BRIEF
Return every record below exactly as written, but leave out the pictures.

DATASET EXTRACT
START

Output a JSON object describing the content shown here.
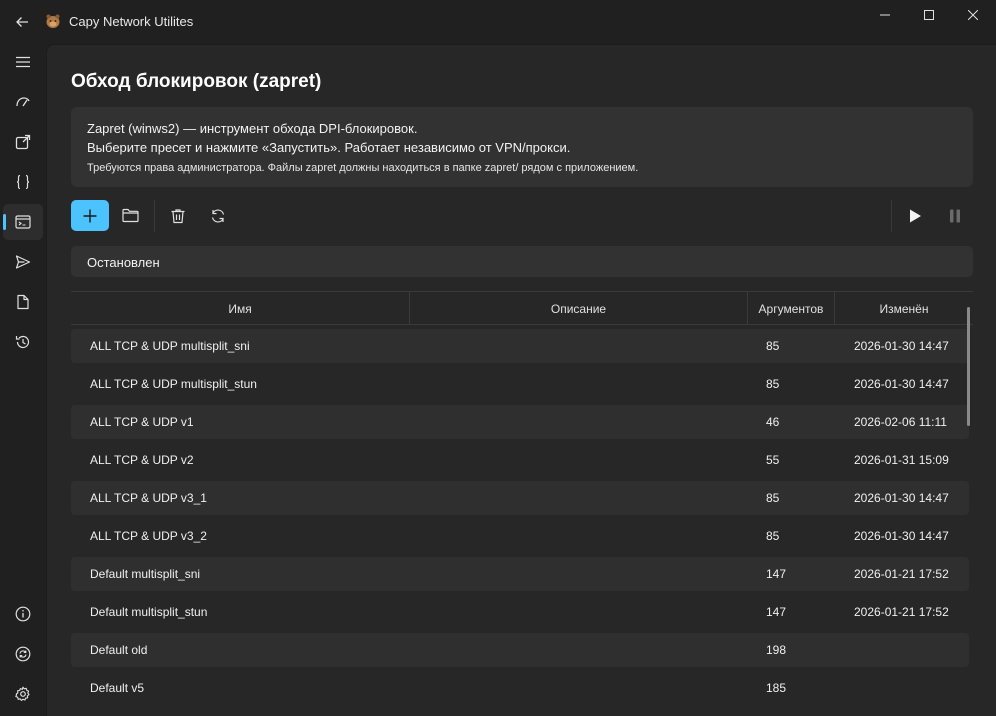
{
  "app": {
    "title": "Capy Network Utilites"
  },
  "page": {
    "title": "Обход блокировок (zapret)",
    "info": {
      "line1": "Zapret (winws2) — инструмент обхода DPI-блокировок.",
      "line2": "Выберите пресет и нажмите «Запустить». Работает независимо от VPN/прокси.",
      "line3": "Требуются права администратора. Файлы zapret должны находиться в папке zapret/ рядом с приложением."
    },
    "status": "Остановлен"
  },
  "toolbar": {
    "icons": [
      "add-icon",
      "folder-icon",
      "delete-icon",
      "refresh-icon",
      "play-icon",
      "pause-icon"
    ]
  },
  "sidebar": {
    "items": [
      "menu-icon",
      "speed-icon",
      "open-external-icon",
      "braces-icon",
      "terminal-icon",
      "send-icon",
      "document-icon",
      "history-icon"
    ],
    "bottom": [
      "info-icon",
      "sync-icon",
      "settings-icon"
    ],
    "active": "terminal-icon"
  },
  "table": {
    "columns": {
      "name": "Имя",
      "description": "Описание",
      "args": "Аргументов",
      "modified": "Изменён"
    },
    "rows": [
      {
        "name": "ALL TCP & UDP multisplit_sni",
        "description": "",
        "args": "85",
        "modified": "2026-01-30 14:47"
      },
      {
        "name": "ALL TCP & UDP multisplit_stun",
        "description": "",
        "args": "85",
        "modified": "2026-01-30 14:47"
      },
      {
        "name": "ALL TCP & UDP v1",
        "description": "",
        "args": "46",
        "modified": "2026-02-06 11:11"
      },
      {
        "name": "ALL TCP & UDP v2",
        "description": "",
        "args": "55",
        "modified": "2026-01-31 15:09"
      },
      {
        "name": "ALL TCP & UDP v3_1",
        "description": "",
        "args": "85",
        "modified": "2026-01-30 14:47"
      },
      {
        "name": "ALL TCP & UDP v3_2",
        "description": "",
        "args": "85",
        "modified": "2026-01-30 14:47"
      },
      {
        "name": "Default multisplit_sni",
        "description": "",
        "args": "147",
        "modified": "2026-01-21 17:52"
      },
      {
        "name": "Default multisplit_stun",
        "description": "",
        "args": "147",
        "modified": "2026-01-21 17:52"
      },
      {
        "name": "Default old",
        "description": "",
        "args": "198",
        "modified": ""
      },
      {
        "name": "Default v5",
        "description": "",
        "args": "185",
        "modified": ""
      }
    ]
  },
  "colors": {
    "accent": "#4cc2ff",
    "background": "#202020",
    "content": "#272727",
    "card": "#323232"
  }
}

END

CORRECT ANSWER
Output a JSON object describing the content shown here.
{
  "app": {
    "title": "Capy Network Utilites"
  },
  "page": {
    "title": "Обход блокировок (zapret)",
    "info": {
      "line1": "Zapret (winws2) — инструмент обхода DPI-блокировок.",
      "line2": "Выберите пресет и нажмите «Запустить». Работает независимо от VPN/прокси.",
      "line3": "Требуются права администратора. Файлы zapret должны находиться в папке zapret/ рядом с приложением."
    },
    "status": "Остановлен"
  },
  "toolbar": {
    "icons": [
      "add-icon",
      "folder-icon",
      "delete-icon",
      "refresh-icon",
      "play-icon",
      "pause-icon"
    ]
  },
  "sidebar": {
    "items": [
      "menu-icon",
      "speed-icon",
      "open-external-icon",
      "braces-icon",
      "terminal-icon",
      "send-icon",
      "document-icon",
      "history-icon"
    ],
    "bottom": [
      "info-icon",
      "sync-icon",
      "settings-icon"
    ],
    "active": "terminal-icon"
  },
  "table": {
    "columns": {
      "name": "Имя",
      "description": "Описание",
      "args": "Аргументов",
      "modified": "Изменён"
    },
    "rows": [
      {
        "name": "ALL TCP & UDP multisplit_sni",
        "description": "",
        "args": "85",
        "modified": "2026-01-30 14:47"
      },
      {
        "name": "ALL TCP & UDP multisplit_stun",
        "description": "",
        "args": "85",
        "modified": "2026-01-30 14:47"
      },
      {
        "name": "ALL TCP & UDP v1",
        "description": "",
        "args": "46",
        "modified": "2026-02-06 11:11"
      },
      {
        "name": "ALL TCP & UDP v2",
        "description": "",
        "args": "55",
        "modified": "2026-01-31 15:09"
      },
      {
        "name": "ALL TCP & UDP v3_1",
        "description": "",
        "args": "85",
        "modified": "2026-01-30 14:47"
      },
      {
        "name": "ALL TCP & UDP v3_2",
        "description": "",
        "args": "85",
        "modified": "2026-01-30 14:47"
      },
      {
        "name": "Default multisplit_sni",
        "description": "",
        "args": "147",
        "modified": "2026-01-21 17:52"
      },
      {
        "name": "Default multisplit_stun",
        "description": "",
        "args": "147",
        "modified": "2026-01-21 17:52"
      },
      {
        "name": "Default old",
        "description": "",
        "args": "198",
        "modified": ""
      },
      {
        "name": "Default v5",
        "description": "",
        "args": "185",
        "modified": ""
      }
    ]
  },
  "colors": {
    "accent": "#4cc2ff",
    "background": "#202020",
    "content": "#272727",
    "card": "#323232"
  }
}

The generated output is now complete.